* START Listing *

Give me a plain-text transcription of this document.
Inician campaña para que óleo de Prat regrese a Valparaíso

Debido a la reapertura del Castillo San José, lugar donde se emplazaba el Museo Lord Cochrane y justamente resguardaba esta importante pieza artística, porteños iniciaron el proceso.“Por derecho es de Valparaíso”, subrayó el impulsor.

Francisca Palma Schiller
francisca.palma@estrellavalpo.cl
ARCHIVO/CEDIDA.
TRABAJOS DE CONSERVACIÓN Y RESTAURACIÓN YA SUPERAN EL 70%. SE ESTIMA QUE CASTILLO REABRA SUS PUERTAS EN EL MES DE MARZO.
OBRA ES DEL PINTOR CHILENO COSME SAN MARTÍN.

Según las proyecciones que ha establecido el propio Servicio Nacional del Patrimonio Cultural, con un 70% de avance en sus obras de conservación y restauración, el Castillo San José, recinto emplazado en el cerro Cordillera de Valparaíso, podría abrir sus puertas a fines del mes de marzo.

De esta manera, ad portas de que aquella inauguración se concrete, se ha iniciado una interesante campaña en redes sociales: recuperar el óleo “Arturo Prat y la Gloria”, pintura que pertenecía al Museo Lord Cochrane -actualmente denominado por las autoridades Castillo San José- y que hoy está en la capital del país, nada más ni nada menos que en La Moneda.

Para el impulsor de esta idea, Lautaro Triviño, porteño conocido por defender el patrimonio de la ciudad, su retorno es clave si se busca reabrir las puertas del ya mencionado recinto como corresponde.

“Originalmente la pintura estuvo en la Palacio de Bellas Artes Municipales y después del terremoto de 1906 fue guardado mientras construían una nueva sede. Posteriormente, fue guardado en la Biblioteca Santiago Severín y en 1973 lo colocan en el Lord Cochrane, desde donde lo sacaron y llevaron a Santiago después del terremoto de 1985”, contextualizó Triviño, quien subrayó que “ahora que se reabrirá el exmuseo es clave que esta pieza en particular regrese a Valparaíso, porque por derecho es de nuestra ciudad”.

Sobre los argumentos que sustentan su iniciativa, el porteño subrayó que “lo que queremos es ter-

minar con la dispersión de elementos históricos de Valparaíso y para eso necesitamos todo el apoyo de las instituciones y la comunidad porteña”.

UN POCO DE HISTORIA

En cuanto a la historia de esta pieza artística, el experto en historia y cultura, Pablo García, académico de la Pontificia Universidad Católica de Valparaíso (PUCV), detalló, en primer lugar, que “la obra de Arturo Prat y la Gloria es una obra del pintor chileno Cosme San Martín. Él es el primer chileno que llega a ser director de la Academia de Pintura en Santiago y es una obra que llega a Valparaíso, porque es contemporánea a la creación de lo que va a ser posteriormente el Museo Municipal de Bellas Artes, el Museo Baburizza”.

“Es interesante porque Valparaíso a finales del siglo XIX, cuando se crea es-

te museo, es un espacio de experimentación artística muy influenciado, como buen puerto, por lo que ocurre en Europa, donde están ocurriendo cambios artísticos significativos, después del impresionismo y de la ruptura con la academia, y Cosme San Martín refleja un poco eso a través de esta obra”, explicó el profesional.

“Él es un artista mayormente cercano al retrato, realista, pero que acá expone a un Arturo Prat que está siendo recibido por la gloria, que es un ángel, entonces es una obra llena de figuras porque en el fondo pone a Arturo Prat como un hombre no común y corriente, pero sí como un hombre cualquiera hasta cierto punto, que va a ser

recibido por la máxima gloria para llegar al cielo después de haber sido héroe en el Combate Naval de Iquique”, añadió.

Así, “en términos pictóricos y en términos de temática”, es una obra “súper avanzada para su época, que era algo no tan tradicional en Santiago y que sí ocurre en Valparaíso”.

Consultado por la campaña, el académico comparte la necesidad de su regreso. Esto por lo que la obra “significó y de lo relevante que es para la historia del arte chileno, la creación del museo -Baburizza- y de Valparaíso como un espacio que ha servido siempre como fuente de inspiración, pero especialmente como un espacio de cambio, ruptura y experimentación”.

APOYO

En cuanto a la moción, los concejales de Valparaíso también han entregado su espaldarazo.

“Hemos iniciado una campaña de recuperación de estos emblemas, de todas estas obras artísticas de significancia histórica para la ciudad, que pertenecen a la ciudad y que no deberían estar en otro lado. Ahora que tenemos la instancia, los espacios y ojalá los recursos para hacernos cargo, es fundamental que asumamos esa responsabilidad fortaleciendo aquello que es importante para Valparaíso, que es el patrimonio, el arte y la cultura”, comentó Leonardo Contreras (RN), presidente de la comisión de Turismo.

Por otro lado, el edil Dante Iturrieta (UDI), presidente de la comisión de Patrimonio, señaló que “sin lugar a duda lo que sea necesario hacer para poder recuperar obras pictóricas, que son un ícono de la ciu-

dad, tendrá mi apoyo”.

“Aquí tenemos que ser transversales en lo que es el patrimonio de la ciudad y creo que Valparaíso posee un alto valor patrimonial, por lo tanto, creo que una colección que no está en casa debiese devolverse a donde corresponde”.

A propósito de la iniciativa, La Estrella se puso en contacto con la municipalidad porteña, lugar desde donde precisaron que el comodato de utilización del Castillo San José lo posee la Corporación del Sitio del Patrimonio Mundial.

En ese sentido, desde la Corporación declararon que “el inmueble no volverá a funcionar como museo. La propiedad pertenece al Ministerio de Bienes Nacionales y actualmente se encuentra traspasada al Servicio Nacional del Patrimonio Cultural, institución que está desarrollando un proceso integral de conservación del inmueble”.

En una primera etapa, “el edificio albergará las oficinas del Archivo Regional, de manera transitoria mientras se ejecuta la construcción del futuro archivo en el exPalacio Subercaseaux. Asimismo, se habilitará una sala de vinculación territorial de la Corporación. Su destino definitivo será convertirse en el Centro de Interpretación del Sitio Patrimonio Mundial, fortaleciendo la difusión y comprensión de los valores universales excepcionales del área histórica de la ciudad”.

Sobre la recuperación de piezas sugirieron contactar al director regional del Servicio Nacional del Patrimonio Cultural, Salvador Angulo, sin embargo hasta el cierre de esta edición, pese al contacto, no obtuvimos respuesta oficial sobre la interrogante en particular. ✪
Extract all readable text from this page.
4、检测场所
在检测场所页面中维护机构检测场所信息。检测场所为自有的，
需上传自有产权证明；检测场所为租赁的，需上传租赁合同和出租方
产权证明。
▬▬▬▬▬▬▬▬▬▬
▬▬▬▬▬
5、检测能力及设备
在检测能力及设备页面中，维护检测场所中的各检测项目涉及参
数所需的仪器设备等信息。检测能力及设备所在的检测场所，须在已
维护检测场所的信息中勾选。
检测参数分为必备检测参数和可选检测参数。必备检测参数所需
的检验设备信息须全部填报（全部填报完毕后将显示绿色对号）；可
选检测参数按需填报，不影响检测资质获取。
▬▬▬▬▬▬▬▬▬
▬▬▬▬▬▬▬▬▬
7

* END Listing *

## Problem to work on
Show all lines in the entries above where the word "this" appears.

## Expected answer
Give me a plain-text transcription of this document.
Extract all readable text from this page.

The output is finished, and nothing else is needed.